* SHORT TASK *
Reproduce the records below in their entirety, character for character.

** Start **

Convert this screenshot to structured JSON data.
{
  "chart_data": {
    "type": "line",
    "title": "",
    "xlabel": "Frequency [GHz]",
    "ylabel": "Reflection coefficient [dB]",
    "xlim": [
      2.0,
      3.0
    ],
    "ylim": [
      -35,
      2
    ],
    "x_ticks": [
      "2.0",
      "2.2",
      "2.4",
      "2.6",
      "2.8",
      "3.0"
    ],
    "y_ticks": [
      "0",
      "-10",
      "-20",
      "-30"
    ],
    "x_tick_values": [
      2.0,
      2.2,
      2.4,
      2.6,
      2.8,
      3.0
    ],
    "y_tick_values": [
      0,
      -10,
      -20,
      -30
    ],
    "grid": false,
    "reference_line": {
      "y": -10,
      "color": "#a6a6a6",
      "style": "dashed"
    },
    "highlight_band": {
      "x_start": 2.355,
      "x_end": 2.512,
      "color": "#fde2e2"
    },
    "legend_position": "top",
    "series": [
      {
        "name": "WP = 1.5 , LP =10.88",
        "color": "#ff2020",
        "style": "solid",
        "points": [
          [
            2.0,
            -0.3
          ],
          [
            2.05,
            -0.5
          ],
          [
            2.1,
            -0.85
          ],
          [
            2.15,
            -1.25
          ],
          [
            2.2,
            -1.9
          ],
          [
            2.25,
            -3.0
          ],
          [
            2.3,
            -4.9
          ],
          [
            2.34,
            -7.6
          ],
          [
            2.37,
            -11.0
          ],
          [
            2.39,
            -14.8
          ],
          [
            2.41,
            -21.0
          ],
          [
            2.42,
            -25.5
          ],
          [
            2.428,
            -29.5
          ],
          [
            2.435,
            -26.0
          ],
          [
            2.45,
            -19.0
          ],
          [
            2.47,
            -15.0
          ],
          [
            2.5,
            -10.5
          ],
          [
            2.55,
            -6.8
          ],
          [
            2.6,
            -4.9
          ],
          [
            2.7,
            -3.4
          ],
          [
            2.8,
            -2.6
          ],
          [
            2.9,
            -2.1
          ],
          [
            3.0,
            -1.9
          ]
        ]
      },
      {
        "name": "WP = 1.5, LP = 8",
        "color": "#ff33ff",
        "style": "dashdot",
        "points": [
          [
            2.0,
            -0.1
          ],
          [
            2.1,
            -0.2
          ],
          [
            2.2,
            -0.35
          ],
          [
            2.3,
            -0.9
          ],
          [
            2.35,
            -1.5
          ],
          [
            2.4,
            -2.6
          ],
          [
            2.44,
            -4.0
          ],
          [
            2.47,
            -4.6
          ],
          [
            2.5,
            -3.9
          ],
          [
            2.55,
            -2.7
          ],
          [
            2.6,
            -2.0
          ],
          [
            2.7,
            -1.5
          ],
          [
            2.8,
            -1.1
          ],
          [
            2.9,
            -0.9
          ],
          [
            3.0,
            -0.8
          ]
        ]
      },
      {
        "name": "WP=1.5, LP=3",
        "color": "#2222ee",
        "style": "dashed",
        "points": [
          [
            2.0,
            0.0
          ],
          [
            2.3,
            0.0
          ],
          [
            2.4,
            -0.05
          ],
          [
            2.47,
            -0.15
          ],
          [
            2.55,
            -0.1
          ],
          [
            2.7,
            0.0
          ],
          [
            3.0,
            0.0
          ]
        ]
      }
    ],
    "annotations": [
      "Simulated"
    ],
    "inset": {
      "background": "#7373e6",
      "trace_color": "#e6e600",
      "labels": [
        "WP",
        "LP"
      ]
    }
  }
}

** End **

* FINAL RESULT *
Convert this screenshot to structured JSON data.
{
  "chart_data": {
    "type": "line",
    "title": "",
    "xlabel": "Frequency [GHz]",
    "ylabel": "Reflection coefficient [dB]",
    "xlim": [
      2.0,
      3.0
    ],
    "ylim": [
      -35,
      2
    ],
    "x_ticks": [
      "2.0",
      "2.2",
      "2.4",
      "2.6",
      "2.8",
      "3.0"
    ],
    "y_ticks": [
      "0",
      "-10",
      "-20",
      "-30"
    ],
    "x_tick_values": [
      2.0,
      2.2,
      2.4,
      2.6,
      2.8,
      3.0
    ],
    "y_tick_values": [
      0,
      -10,
      -20,
      -30
    ],
    "grid": false,
    "reference_line": {
      "y": -10,
      "color": "#a6a6a6",
      "style": "dashed"
    },
    "highlight_band": {
      "x_start": 2.355,
      "x_end": 2.512,
      "color": "#fde2e2"
    },
    "legend_position": "top",
    "series": [
      {
        "name": "WP = 1.5 , LP =10.88",
        "color": "#ff2020",
        "style": "solid",
        "points": [
          [
            2.0,
            -0.3
          ],
          [
            2.05,
            -0.5
          ],
          [
            2.1,
            -0.85
          ],
          [
            2.15,
            -1.25
          ],
          [
            2.2,
            -1.9
          ],
          [
            2.25,
            -3.0
          ],
          [
            2.3,
            -4.9
          ],
          [
            2.34,
            -7.6
          ],
          [
            2.37,
            -11.0
          ],
          [
            2.39,
            -14.8
          ],
          [
            2.41,
            -21.0
          ],
          [
            2.42,
            -25.5
          ],
          [
            2.428,
            -29.5
          ],
          [
            2.435,
            -26.0
          ],
          [
            2.45,
            -19.0
          ],
          [
            2.47,
            -15.0
          ],
          [
            2.5,
            -10.5
          ],
          [
            2.55,
            -6.8
          ],
          [
            2.6,
            -4.9
          ],
          [
            2.7,
            -3.4
          ],
          [
            2.8,
            -2.6
          ],
          [
            2.9,
            -2.1
          ],
          [
            3.0,
            -1.9
          ]
        ]
      },
      {
        "name": "WP = 1.5, LP = 8",
        "color": "#ff33ff",
        "style": "dashdot",
        "points": [
          [
            2.0,
            -0.1
          ],
          [
            2.1,
            -0.2
          ],
          [
            2.2,
            -0.35
          ],
          [
            2.3,
            -0.9
          ],
          [
            2.35,
            -1.5
          ],
          [
            2.4,
            -2.6
          ],
          [
            2.44,
            -4.0
          ],
          [
            2.47,
            -4.6
          ],
          [
            2.5,
            -3.9
          ],
          [
            2.55,
            -2.7
          ],
          [
            2.6,
            -2.0
          ],
          [
            2.7,
            -1.5
          ],
          [
            2.8,
            -1.1
          ],
          [
            2.9,
            -0.9
          ],
          [
            3.0,
            -0.8
          ]
        ]
      },
      {
        "name": "WP=1.5, LP=3",
        "color": "#2222ee",
        "style": "dashed",
        "points": [
          [
            2.0,
            0.0
          ],
          [
            2.3,
            0.0
          ],
          [
            2.4,
            -0.05
          ],
          [
            2.47,
            -0.15
          ],
          [
            2.55,
            -0.1
          ],
          [
            2.7,
            0.0
          ],
          [
            3.0,
            0.0
          ]
        ]
      }
    ],
    "annotations": [
      "Simulated"
    ],
    "inset": {
      "background": "#7373e6",
      "trace_color": "#e6e600",
      "labels": [
        "WP",
        "LP"
      ]
    }
  }
}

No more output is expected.